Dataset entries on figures
####
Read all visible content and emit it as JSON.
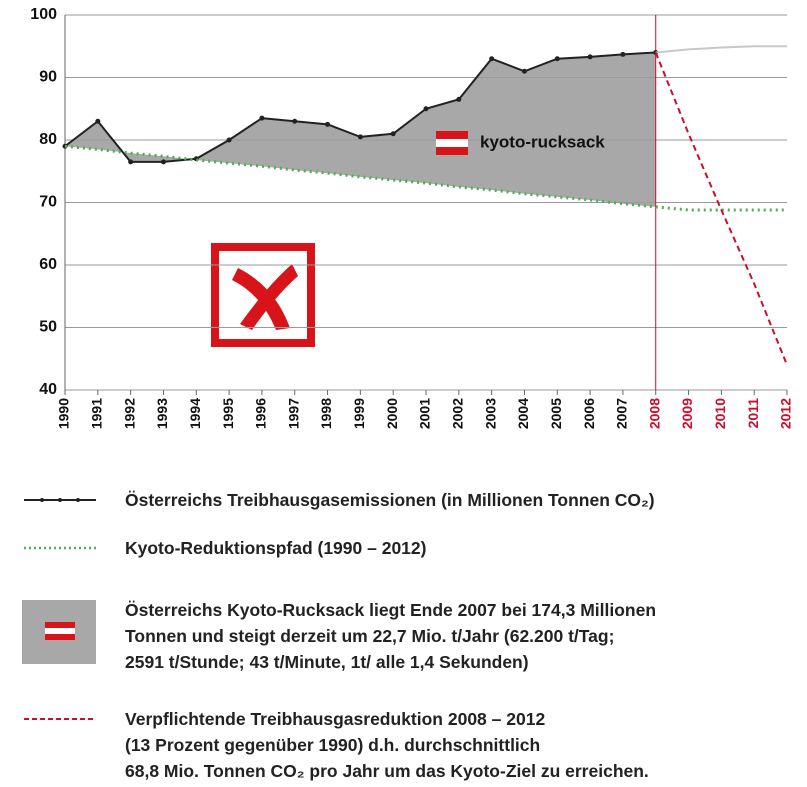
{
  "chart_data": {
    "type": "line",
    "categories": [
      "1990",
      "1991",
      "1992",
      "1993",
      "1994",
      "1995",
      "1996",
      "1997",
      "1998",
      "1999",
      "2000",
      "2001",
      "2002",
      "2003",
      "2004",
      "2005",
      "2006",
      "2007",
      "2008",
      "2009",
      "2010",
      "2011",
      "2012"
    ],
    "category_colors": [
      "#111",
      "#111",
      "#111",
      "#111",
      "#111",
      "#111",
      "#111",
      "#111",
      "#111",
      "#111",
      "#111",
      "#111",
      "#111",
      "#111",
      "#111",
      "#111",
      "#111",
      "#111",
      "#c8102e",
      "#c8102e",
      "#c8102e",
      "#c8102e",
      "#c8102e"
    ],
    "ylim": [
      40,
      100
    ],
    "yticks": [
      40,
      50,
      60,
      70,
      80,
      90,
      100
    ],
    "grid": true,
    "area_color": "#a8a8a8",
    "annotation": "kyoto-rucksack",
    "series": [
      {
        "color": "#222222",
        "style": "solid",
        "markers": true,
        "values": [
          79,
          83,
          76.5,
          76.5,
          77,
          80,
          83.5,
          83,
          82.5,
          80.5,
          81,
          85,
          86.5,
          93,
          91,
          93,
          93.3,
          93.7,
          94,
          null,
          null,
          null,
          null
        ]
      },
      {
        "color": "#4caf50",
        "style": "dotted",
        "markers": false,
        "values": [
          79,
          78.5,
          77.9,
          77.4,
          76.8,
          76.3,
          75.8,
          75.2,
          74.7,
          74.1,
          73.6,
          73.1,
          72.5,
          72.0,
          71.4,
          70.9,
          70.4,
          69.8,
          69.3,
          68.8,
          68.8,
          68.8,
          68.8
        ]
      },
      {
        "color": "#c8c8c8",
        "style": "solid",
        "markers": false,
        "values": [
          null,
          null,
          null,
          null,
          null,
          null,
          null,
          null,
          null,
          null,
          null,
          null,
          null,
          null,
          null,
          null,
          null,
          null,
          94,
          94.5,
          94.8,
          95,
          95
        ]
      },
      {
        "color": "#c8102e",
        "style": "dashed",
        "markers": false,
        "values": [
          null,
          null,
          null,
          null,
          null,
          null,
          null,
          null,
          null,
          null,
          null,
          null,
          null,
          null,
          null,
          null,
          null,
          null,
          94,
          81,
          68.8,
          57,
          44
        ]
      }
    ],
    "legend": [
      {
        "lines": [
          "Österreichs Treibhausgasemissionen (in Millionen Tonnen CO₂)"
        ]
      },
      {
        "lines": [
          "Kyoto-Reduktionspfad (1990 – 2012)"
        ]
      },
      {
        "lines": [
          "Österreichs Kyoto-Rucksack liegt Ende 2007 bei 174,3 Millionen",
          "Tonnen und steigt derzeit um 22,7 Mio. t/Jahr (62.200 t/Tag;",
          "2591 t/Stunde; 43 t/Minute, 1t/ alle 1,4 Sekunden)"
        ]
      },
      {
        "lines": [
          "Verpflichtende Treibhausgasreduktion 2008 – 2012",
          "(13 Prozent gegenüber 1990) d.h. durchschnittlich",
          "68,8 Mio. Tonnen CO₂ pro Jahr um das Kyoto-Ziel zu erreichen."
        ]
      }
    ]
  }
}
####
What to produce — Make an exact reproduction of the listing above, without any pictures.

Response to this task —
Read all visible content and emit it as JSON.
{
  "chart_data": {
    "type": "line",
    "categories": [
      "1990",
      "1991",
      "1992",
      "1993",
      "1994",
      "1995",
      "1996",
      "1997",
      "1998",
      "1999",
      "2000",
      "2001",
      "2002",
      "2003",
      "2004",
      "2005",
      "2006",
      "2007",
      "2008",
      "2009",
      "2010",
      "2011",
      "2012"
    ],
    "category_colors": [
      "#111",
      "#111",
      "#111",
      "#111",
      "#111",
      "#111",
      "#111",
      "#111",
      "#111",
      "#111",
      "#111",
      "#111",
      "#111",
      "#111",
      "#111",
      "#111",
      "#111",
      "#111",
      "#c8102e",
      "#c8102e",
      "#c8102e",
      "#c8102e",
      "#c8102e"
    ],
    "ylim": [
      40,
      100
    ],
    "yticks": [
      40,
      50,
      60,
      70,
      80,
      90,
      100
    ],
    "grid": true,
    "area_color": "#a8a8a8",
    "annotation": "kyoto-rucksack",
    "series": [
      {
        "color": "#222222",
        "style": "solid",
        "markers": true,
        "values": [
          79,
          83,
          76.5,
          76.5,
          77,
          80,
          83.5,
          83,
          82.5,
          80.5,
          81,
          85,
          86.5,
          93,
          91,
          93,
          93.3,
          93.7,
          94,
          null,
          null,
          null,
          null
        ]
      },
      {
        "color": "#4caf50",
        "style": "dotted",
        "markers": false,
        "values": [
          79,
          78.5,
          77.9,
          77.4,
          76.8,
          76.3,
          75.8,
          75.2,
          74.7,
          74.1,
          73.6,
          73.1,
          72.5,
          72.0,
          71.4,
          70.9,
          70.4,
          69.8,
          69.3,
          68.8,
          68.8,
          68.8,
          68.8
        ]
      },
      {
        "color": "#c8c8c8",
        "style": "solid",
        "markers": false,
        "values": [
          null,
          null,
          null,
          null,
          null,
          null,
          null,
          null,
          null,
          null,
          null,
          null,
          null,
          null,
          null,
          null,
          null,
          null,
          94,
          94.5,
          94.8,
          95,
          95
        ]
      },
      {
        "color": "#c8102e",
        "style": "dashed",
        "markers": false,
        "values": [
          null,
          null,
          null,
          null,
          null,
          null,
          null,
          null,
          null,
          null,
          null,
          null,
          null,
          null,
          null,
          null,
          null,
          null,
          94,
          81,
          68.8,
          57,
          44
        ]
      }
    ],
    "legend": [
      {
        "lines": [
          "Österreichs Treibhausgasemissionen (in Millionen Tonnen CO₂)"
        ]
      },
      {
        "lines": [
          "Kyoto-Reduktionspfad (1990 – 2012)"
        ]
      },
      {
        "lines": [
          "Österreichs Kyoto-Rucksack liegt Ende 2007 bei 174,3 Millionen",
          "Tonnen und steigt derzeit um 22,7 Mio. t/Jahr (62.200 t/Tag;",
          "2591 t/Stunde; 43 t/Minute, 1t/ alle 1,4 Sekunden)"
        ]
      },
      {
        "lines": [
          "Verpflichtende Treibhausgasreduktion 2008 – 2012",
          "(13 Prozent gegenüber 1990) d.h. durchschnittlich",
          "68,8 Mio. Tonnen CO₂ pro Jahr um das Kyoto-Ziel zu erreichen."
        ]
      }
    ]
  }
}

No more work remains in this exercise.